PAGE ->
________________
# 1976 9.9 evinrude



## Alumacraft (Jul 31, 2010)

okay I just bought a 9.9 evinrude from a guy, last time he ran it was 1.5 years ago. I cant get it started, it has spark. My guess is the carb is dirty because of the old gas? maybe a fuel pump? Monday I'm bringing it in for a carb cleaning. 

is there anything I should try to do today to see if I can get it running? I dont know alot about outboards so walk me through it.


----------



## crazymanme2 (Jul 31, 2010)

Cleaning the carb would be a good start.If you like put some gas-oil mix down the carb to see if it starts.Don't run too long without any water.Before you take it out for its maiden voyage repalce the water pump impeller.That motor has points which should be set at .020.
Very good motor.I have one same year with a 15hp carb on it.


----------



## Truckmechanic (Jul 31, 2010)

I would start with a good carb cleaning as mentioned. Also as stated I would replace the impeller too, if it has set for that long it has probably rotted.


----------



## bassboy1 (Jul 31, 2010)

Check for spark. Often, even if the points are gapped correctly, they are slightly corroded from sitting, and just need to be cleaned with some real fine sandpaper, then gapped.


----------



## Alumacraft (Jul 31, 2010)

Serial #
10624R
E0001121

1976' Right, HELP ASAP


----------



## Alumacraft (Jul 31, 2010)

okay sent my carb in for cleaning and they will be ordering a fuel pump too, he estimated about $100 for cleaning and the pump. how much is a 76' fuel pump kit? carb kit?

When I tore the carb out, the bottom of the pan was all rusted, but they said they would take care of it.


----------



## Alumacraft (Jul 31, 2010)

can somebody clarify if its a 76'


----------



## KMixson (Jul 31, 2010)

I have a 1975 9.9 Evinrude. Those are some good motors. You can try to get some fuel/oil mix into the carb by spraying a little into the throat of the carb with a spray bottle. Do not spray too much or it will flood and lose its ability to spark. Spay a small shot into it and give it a try. If it does not fire after a couple of pulls, give it another small shot and so on. As you keep spraying small shots into it, it should try and start after a couple of times. If it fires you know that it is not getting fuel and that the carb rebuild might help. If it fires do not try to start it over and over again with the spray bottle. Once or twice should not hurt anything. If you keep doing that you are running it out of gas/oil mix every time and it is losing its lubricating protection.
________________
INFORMATION SUPPLIED ->
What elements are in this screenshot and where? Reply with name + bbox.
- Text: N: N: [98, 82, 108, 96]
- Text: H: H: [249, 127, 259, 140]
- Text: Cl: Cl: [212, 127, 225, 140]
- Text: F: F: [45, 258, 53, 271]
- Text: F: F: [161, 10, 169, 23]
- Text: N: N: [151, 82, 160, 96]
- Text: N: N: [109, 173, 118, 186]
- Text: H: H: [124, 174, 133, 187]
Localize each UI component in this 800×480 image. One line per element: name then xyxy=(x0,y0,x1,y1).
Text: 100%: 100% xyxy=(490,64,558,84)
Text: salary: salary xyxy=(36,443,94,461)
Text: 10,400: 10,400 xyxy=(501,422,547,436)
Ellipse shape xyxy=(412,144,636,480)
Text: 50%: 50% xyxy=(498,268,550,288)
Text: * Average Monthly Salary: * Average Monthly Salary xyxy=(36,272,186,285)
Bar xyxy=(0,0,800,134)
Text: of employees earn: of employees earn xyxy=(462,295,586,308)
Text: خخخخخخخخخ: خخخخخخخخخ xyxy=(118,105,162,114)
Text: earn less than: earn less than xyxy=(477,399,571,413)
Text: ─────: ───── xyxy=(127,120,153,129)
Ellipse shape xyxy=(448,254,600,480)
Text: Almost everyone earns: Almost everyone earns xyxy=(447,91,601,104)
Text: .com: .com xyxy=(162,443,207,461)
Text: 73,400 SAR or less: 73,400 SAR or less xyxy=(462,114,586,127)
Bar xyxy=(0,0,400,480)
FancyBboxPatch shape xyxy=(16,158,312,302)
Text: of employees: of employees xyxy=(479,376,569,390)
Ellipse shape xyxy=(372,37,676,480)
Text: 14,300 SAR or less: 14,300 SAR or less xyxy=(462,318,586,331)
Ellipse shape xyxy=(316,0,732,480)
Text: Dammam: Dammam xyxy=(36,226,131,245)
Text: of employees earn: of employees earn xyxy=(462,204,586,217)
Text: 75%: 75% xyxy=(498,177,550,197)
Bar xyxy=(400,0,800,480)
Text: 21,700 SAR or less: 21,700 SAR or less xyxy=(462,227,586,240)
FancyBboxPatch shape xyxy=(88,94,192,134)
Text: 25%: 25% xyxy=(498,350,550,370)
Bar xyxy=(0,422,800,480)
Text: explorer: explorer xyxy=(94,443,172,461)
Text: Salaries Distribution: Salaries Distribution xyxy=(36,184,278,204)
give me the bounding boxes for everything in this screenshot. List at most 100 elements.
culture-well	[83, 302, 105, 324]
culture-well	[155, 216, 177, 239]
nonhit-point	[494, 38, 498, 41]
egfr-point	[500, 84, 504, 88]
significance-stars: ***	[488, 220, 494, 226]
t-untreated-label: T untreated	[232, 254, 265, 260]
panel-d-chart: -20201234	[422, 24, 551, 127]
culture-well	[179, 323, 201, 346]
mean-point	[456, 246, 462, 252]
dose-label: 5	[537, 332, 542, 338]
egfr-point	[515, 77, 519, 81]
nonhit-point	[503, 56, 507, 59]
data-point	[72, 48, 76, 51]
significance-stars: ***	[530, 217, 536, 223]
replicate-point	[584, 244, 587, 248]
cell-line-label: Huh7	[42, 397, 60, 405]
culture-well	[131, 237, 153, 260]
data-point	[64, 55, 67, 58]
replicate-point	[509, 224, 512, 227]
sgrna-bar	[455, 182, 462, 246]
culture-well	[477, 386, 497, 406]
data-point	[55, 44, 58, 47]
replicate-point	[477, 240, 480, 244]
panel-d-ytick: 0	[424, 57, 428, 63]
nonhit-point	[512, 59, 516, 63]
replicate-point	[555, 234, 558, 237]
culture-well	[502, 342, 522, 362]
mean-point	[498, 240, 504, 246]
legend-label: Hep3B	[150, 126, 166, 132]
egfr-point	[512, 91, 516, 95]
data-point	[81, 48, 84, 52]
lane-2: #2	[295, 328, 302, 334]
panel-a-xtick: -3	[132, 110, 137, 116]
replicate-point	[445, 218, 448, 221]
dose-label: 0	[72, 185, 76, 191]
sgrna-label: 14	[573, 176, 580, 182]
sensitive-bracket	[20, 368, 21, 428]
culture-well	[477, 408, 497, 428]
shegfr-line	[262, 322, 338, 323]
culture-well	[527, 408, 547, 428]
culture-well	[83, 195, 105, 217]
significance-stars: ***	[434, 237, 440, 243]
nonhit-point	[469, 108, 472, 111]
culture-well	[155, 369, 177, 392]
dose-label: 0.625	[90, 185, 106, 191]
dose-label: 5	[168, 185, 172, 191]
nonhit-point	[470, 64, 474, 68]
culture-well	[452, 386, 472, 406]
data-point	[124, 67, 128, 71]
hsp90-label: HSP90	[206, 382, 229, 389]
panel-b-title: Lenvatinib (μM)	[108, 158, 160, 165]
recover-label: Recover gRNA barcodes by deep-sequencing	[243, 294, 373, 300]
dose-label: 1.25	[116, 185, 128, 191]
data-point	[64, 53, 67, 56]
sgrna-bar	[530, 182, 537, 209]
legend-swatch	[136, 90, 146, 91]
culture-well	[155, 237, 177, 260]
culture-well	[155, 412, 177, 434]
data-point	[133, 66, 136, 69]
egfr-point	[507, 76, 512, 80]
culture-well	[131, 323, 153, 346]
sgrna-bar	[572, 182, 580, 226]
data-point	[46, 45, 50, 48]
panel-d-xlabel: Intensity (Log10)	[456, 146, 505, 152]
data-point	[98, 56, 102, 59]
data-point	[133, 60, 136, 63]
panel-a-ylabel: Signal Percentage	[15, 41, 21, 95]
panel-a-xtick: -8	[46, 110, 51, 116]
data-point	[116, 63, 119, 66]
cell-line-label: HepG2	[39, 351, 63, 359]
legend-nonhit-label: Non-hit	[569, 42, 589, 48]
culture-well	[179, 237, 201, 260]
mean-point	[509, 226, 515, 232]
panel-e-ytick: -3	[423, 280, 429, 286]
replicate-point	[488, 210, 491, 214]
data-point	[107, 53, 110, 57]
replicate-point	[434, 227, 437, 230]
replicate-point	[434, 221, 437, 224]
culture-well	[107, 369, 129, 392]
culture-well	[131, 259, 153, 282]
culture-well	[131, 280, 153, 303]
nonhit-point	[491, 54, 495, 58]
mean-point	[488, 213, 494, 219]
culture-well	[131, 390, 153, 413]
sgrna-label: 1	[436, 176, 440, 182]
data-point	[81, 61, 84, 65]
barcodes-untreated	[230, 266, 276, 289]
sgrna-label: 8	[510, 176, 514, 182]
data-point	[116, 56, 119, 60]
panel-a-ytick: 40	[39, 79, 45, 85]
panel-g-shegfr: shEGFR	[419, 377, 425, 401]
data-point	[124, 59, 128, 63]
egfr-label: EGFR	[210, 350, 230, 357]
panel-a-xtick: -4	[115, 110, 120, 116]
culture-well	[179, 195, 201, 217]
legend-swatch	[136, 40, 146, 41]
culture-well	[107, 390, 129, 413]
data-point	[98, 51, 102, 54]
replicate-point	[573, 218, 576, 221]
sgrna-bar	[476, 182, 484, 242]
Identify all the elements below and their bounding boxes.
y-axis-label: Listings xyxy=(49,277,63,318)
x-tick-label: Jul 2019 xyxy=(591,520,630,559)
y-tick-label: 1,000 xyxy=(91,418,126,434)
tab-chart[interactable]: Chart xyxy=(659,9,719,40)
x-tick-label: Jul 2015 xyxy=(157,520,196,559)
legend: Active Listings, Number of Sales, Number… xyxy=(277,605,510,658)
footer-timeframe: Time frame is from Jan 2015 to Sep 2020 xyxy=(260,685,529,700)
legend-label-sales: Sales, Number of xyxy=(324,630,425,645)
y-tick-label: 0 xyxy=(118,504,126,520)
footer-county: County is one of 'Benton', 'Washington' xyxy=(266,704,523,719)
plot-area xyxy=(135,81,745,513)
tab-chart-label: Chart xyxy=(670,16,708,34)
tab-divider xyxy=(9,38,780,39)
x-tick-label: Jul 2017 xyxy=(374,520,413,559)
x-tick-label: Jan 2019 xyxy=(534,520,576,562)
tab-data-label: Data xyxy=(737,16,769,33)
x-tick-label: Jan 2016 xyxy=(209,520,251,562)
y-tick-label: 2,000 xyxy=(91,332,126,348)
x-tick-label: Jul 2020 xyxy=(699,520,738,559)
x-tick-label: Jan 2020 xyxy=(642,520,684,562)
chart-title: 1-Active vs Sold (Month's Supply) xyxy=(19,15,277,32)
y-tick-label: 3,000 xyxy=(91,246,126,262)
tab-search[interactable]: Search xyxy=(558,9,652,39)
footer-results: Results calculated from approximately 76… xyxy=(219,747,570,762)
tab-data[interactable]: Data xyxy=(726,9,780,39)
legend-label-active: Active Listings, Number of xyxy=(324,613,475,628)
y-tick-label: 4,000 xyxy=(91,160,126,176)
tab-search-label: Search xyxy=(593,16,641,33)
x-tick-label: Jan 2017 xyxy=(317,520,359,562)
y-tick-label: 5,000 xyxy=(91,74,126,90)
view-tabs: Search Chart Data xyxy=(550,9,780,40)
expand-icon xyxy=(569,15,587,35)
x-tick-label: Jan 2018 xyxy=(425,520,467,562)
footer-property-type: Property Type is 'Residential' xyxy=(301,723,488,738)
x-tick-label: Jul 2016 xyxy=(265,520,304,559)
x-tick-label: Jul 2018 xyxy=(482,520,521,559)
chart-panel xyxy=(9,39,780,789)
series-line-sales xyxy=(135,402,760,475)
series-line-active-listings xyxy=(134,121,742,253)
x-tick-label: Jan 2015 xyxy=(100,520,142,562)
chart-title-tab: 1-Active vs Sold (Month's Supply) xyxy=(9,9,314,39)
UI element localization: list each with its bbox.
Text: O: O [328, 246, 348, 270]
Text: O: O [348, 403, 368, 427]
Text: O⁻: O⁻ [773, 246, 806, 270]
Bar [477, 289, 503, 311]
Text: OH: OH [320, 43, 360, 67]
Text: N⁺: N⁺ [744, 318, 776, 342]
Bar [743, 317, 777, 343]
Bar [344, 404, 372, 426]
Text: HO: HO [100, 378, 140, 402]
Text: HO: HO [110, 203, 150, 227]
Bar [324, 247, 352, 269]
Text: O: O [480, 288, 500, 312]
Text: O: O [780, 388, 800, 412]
________________
STATED EXERCISE 1 -> In the forum thread about the 1976 9.9 Evinrude, what gap should the motor's points be set at?
STATED EXERCISE 2 -> Carry the forum thread about the 1976 9.9 Evinrude forward from its last post.

TASK RESULT 1 -> .020

TASK RESULT 2 ->
----------



## KMixson (Jul 31, 2010)

That serial number shows it as a 1976 motor.


----------



## po1 (Jul 31, 2010)

10(hp) 6(yr) you have a 76 evinrude 9.9. I own the same model picked it up last month for $150 at a garage sale I lucked out the owner did a major upgrade on a new boat/motor and just wanted to make room in his garage.


----------



## Whoopbass (Jul 31, 2010)

If your mechanic is doing all that then your getting a good deal. Figure $20 for the carb kit and another $15 for the fuel pump kit. Is he cleaning the carb or rebuilding it? Either one works but you save the money on the rebuild kit if you just clean it.
Next time buy a manual and do this EASY stuff yourself so you have more money for fishing gear.


----------



## bassboy1 (Aug 1, 2010)

Whoopbass said:


> Is he cleaning the carb or rebuilding it? Either one works but you save the money on the rebuild kit if you just clean it.


Not going to say that I haven't done this a time or two, but I will say that it is bad practice, and I personally would recommend otherwise, especially on an engine with unknown history.


----------



## thudpucker (Aug 1, 2010)

I love them old 9.5's and 9.9's.

To get gas to the Carb you have a Fuel pump, the squeeze ball, oriented correctly in the line, two fuel hose connections and down inside the tank you have a fuel pickup with a Screen.

Start here.
Make sure you have a good tank with good gas. Even two year old gas is gonna fire.
Squeeze the bulb to get some pressure at the engine end of the fuel line.
Then, carefully, push in the little brass ball in the connectors. Fuel should spurt out.
Now you know the Fuel route to the Carb is good.

As you connect the hose to the carb, squeeze the bulb again. If you squeeze hard enough you should see some gas dripping off the carb. 
Now you know you got gas in the bowl. You don't know about the Needle valve or the Fuel pump yet.

Pull it through a few times with the choke out. If it does not fire, immediately pull the plugs and look for wet!

If the plugs are both wet the mixture may still be the problem or the Firing order or the timing.
But get the fuel to the Carb first.


----------



## cajuncook1 (Aug 5, 2010)

Here is a link for some very good reading for you and your motor!!

https://www.sschapterpsa.com/ramblings/OMC/OMC%20info.htm


----------



## Alumacraft (Aug 26, 2010)

wow finally, My computer crashed 3 weeks ago, so I send it in to get fixed and here I am.

okay I got the motor up and running, got the carb back and I rebuilt the fuel pump. put the motor back together and she fired right up. 

its a 1976 9.9 motor, I'm looking to put a 15 hp carb on it, but what 15 hp year motor will fit it on my 9.9 evinrude? anybody do this? (any 70's 15 hp carb, will it fit my motor?)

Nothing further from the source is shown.